**Passage shown**
%%
Justice Kavanaugh’s Empty Democratic Promise

Returning abortion to the states doesn’t put power into the hands of voters in much of the country.

A photo illustration of the Supreme Court building in a red hue and blue cutouts of a woman's face
Getty; The Atlantic

About the author: David Litt is a former speechwriter for President Barack Obama. He is a best-selling author and the publisher of the newsletter How Democracy Lives.

“The Constitution is neither pro-choice nor pro-life.” So said Justice Brett Kavanaugh, not once, not twice, but three times during last week’s oral argument in Dobbs v. Jackson Women’s Health Organization. It’s the judicial equivalent of a poll-tested line, an attempt to message the overturning of Roe v. Wade as fundamentally pro-democratic, something for voters to decide. A woman’s right to end a pregnancy “should be left to the people, to the states, or to Congress,” Kavanaugh argued.

Kavanaugh’s talking points reflect a political reality: Americans like the idea of self-government. When asked, three-quarters believe that their elected officials should represent the majority’s views. By claiming to be “scrupulously neutral,” another phrase Kavanaugh repeated in oral argument, conservatives are implying that overturning Roe is a small-d democratic position to take.

But the Supreme Court’s position is neither scrupulous nor neutral. Instead, Kavanaugh and his fellow conservative justices seem prepared to impose the will of an anti-abortion minority with a kind of one-two punch. In a ruling in the near future, the Court’s conservatives are likely to hand autonomy over women’s bodies to state legislatures. And in rulings in the recent past, the Court has set those state legislatures up, via gerrymandering and voter suppression, to ban abortion regardless of whether those bans are supported by the people of their state.

Even without the Court’s help, many states’ legislative maps would give the Republican Party a natural edge. That’s because Democratic voters tend to cluster in cities—think of Detroit in relation to Michigan, Philadelphia and Pittsburgh in Pennsylvania, Madison and Milwaukee in Wisconsin. The goal of gerrymandering politicians is to dilute the power of the opposing party’s voters by “packing” them into a small number of districts; when Democrats cluster in cities, they essentially pack themselves. As the urban-rural divide in politics has grown, so too has the GOP’s edge.

In many competitive states, it would be impossible to gerrymander a Democratic majority that would withstand nearly any voter backlash, but fairly easy to gerrymander a lopsided Republican one. And that’s just what Republicans in many states have done. In Wisconsin in 2018, for example, Republicans lost the popular vote by more than eight percentage points, yet won more than 60 percent of the assembly seats.

The Supreme Court has taken this bad situation and made it worse. For years, as gerrymandering became more egregious, the hope was that the Court would step in and throw out the most blatantly partisan maps. But in 2019, in Rucho v. Common Cause, the conservative majority dashed that hope completely, ruling that federal courts cannot overturn a map for being too partisan, even if politicians explicitly drew it to keep their party permanently in charge. They’ve essentially invited Republican state legislators to gerrymander as aggressively as possible—in this redistricting cycle, that’s exactly what we’ve seen happen in states including Ohio, Florida, and North Carolina.
%%
**Records for processing**
%%
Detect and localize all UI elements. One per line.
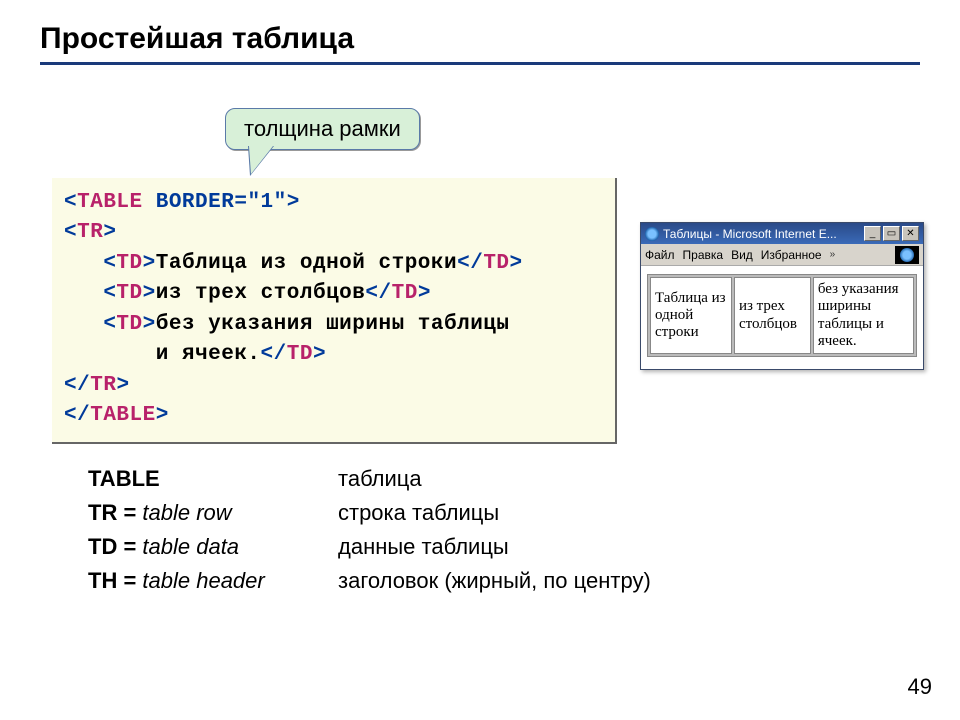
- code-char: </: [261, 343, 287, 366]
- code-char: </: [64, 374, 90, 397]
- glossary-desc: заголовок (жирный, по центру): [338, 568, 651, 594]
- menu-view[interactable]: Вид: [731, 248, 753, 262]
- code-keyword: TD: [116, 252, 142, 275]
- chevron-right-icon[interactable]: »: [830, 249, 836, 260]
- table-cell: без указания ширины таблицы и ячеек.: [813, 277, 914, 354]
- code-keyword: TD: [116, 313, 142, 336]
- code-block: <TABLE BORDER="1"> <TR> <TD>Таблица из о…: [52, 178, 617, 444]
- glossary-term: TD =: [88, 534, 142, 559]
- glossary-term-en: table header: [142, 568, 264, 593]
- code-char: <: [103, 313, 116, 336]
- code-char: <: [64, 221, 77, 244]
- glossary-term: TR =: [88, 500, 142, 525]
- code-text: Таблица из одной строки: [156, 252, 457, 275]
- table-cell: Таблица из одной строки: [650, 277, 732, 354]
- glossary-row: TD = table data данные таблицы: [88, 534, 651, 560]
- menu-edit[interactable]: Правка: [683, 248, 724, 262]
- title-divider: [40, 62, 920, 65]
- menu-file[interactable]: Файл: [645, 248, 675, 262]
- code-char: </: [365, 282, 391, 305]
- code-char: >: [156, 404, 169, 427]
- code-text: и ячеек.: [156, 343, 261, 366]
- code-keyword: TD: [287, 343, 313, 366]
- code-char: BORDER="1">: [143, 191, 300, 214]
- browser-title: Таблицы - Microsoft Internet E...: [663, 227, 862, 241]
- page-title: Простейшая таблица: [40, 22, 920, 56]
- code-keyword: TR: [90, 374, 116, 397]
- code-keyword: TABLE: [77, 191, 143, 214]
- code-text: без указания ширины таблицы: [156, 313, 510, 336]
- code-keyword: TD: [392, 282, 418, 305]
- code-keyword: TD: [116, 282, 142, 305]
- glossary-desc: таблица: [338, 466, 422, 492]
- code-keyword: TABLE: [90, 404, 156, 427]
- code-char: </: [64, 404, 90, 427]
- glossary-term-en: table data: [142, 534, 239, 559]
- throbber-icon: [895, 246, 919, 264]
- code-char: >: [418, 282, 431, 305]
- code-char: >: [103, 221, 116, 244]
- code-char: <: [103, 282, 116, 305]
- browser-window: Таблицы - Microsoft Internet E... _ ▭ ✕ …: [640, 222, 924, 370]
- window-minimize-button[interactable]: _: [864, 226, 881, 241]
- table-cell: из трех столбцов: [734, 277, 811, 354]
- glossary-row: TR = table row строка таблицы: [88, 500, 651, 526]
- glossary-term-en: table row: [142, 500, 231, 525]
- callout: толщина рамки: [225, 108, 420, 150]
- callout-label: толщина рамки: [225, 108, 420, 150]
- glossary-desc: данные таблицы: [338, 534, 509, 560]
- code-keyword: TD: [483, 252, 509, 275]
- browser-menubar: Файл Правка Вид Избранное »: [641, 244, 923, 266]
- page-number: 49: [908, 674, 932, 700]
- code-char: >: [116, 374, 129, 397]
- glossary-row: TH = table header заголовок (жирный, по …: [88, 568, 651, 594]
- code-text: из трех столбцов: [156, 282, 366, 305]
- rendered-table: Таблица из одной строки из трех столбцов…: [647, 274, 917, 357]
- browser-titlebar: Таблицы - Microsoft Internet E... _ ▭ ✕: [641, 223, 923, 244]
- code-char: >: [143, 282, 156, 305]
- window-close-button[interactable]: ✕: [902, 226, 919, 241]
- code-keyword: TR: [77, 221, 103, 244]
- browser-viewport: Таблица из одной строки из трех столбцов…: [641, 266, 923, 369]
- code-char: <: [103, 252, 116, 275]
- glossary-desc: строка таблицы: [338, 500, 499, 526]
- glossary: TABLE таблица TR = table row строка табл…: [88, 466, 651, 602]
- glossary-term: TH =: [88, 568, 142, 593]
%%
**To-do list**
1/ Put the records from the line containing "- code-char: </: [261, 343, 287, 366]" through the line containing "- code-char: >: [156, 404, 169, 427]" into a Markdown table with the columns Row and Line, numbering each row and omitting blank lines.
2/ Write what follows in the article on Justice Kavanaugh and abortion, picking up after its final sentence.

**Answers given**
1/
| Row | Line |
|---|---|
| 1 | - code-char: </: [261, 343, 287, 366] |
| 2 | - code-char: </: [64, 374, 90, 397] |
| 3 | - glossary-desc: заголовок (жирный, по центру): [338, 568, 651, 594] |
| 4 | - menu-view[interactable]: Вид: [731, 248, 753, 262] |
| 5 | - code-keyword: TD: [116, 252, 142, 275] |
| 6 | - chevron-right-icon[interactable]: »: [830, 249, 836, 260] |
| 7 | - table-cell: без указания ширины таблицы и ячеек.: [813, 277, 914, 354] |
| 8 | - code-keyword: TD: [116, 313, 142, 336] |
| 9 | - code-block: <TABLE BORDER="1"> <TR> <TD>Таблица из о…: [52, 178, 617, 444] |
| 10 | - glossary-term: TD =: [88, 534, 142, 559] |
| 11 | - glossary-term-en: table header: [142, 568, 264, 593] |
| 12 | - code-char: <: [103, 313, 116, 336] |
| 13 | - code-char: <: [64, 221, 77, 244] |
| 14 | - glossary-term: TR =: [88, 500, 142, 525] |
| 15 | - code-text: Таблица из одной строки: [156, 252, 457, 275] |
| 16 | - table-cell: Таблица из одной строки: [650, 277, 732, 354] |
| 17 | - glossary-row: TD = table data данные таблицы: [88, 534, 651, 560] |
| 18 | - menu-edit[interactable]: Правка: [683, 248, 724, 262] |
| 19 | - title-divider: [40, 62, 920, 65] |
| 20 | - menu-file[interactable]: Файл: [645, 248, 675, 262] |
| 21 | - code-char: </: [365, 282, 391, 305] |
| 22 | - code-char: >: [156, 404, 169, 427] |

2/
Rucho was a blow to fair districts in general, but its effects have been particularly damaging to state legislatures. In theory, Congress can still pass redistricting reform at the federal level, and the For the People Act would do just that. But Congress is powerless to demand independently drawn districts for state legislatures. Some states have constitutions that curb gerrymandering, and others already have independent commissions or ballot initiatives that allow voters to support reform directly. But thanks to the Court’s conservatives, states without those tools are stuck in a catch-22: The only way to end gerrymandering is with a new state law, but passing a new state law is impossible because the legislatures are so badly gerrymandered.

Rucho belies Kavanaugh’s claim of “scrupulous neutrality.” Along with other anti-voting-rights decisions handed down in the Court’s conservative recent years, it means that if Roe is overturned, deep-red states such as Alabama, Mississippi, and Kentucky won’t be alone in lining up to eliminate a woman’s right to choose. States whose voters are split nearly evenly between Democrats and Republicans but whose legislatures are controlled by Republicans—including Florida, North Carolina, and Wisconsin—are likely to do the same. According to the Pew Research Center, 59 percent of Americans believe that abortion should be legal in most or all cases. But thanks to the Court’s rulings, the majority won’t get its way nationwide—and won’t get its way statewide in many places, either.

As is by now obvious, allowing state legislatures to gerrymander themselves into perpetual power was a means, not an end unto itself. The arguments in Dobbs, and the ruling that will likely follow, are about to present the country with an incredibly clear example of what “tyranny of the minority” looks like. For example, in Wisconsin, a 172-year-old law criminalizing abortion was never taken off the books, and could spring back into effect if the Court overturns Roe. For state legislatures to refuse to repeal that law—taking away women’s rights via a law passed before the Civil War that’s been inactive for five decades—is exactly the kind of scenario that could spark a voter backlash, especially because a majority of Wisconsinites believe abortion should be legal in most or all cases. But thanks to Wisconsin’s gerrymandered Republican majority, a voter backlash might not matter.

The power of this one-two punch—eroding democracy at the state level and then handing power to the states—won’t be limited to abortion. There are any number of areas, including environmental regulations, workplace protections, and anti-discrimination laws, where gerrymandered state legislative majorities are far to the right of Americans as a whole.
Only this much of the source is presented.